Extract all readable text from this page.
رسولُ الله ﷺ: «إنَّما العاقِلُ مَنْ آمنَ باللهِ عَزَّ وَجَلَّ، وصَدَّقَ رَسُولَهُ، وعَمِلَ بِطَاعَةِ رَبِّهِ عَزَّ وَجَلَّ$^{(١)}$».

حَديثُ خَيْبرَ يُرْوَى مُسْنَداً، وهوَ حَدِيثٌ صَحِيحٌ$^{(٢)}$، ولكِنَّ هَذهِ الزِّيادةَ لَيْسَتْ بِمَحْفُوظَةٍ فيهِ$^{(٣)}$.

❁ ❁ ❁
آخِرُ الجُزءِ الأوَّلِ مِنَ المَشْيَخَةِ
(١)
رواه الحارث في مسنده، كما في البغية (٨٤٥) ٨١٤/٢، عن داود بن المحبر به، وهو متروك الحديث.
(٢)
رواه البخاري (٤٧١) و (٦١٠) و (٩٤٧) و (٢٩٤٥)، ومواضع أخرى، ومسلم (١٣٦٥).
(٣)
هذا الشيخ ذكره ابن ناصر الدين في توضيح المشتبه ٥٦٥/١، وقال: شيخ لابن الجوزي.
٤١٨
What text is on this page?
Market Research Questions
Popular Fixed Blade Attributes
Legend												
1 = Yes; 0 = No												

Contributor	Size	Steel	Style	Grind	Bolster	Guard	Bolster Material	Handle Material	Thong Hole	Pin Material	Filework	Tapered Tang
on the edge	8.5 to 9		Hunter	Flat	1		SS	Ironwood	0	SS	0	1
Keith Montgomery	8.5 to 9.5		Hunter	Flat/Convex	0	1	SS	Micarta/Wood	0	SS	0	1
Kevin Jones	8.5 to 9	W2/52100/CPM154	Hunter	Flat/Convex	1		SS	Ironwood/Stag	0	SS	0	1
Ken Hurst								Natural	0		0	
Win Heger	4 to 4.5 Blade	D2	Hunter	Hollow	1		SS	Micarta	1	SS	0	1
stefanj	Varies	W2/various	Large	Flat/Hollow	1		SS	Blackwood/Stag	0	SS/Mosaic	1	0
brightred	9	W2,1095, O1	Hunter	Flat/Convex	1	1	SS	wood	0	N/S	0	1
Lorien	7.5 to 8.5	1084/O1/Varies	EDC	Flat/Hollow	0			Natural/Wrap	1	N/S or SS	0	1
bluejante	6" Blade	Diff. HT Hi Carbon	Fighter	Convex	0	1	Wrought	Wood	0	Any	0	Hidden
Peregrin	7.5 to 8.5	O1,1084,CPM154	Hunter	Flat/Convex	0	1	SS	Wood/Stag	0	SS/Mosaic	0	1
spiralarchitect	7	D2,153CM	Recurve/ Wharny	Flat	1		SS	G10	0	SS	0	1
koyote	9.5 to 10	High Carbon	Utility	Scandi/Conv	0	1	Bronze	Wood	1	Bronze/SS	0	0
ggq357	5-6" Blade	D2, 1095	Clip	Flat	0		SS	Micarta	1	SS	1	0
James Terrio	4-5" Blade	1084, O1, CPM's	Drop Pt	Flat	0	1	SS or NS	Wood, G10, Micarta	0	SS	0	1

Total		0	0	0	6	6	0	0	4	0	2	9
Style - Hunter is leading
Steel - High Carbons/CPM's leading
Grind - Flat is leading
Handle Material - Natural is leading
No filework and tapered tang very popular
# # #
Show every line from the entries above in which the word "Varies" appears.

> _Output below_
stefanj	Varies	W2/various	Large	Flat/Hollow	1		SS	Blackwood/Stag	0	SS/Mosaic	1	0
Lorien	7.5 to 8.5	1084/O1/Varies	EDC	Flat/Hollow	0			Natural/Wrap	1	N/S or SS	0	1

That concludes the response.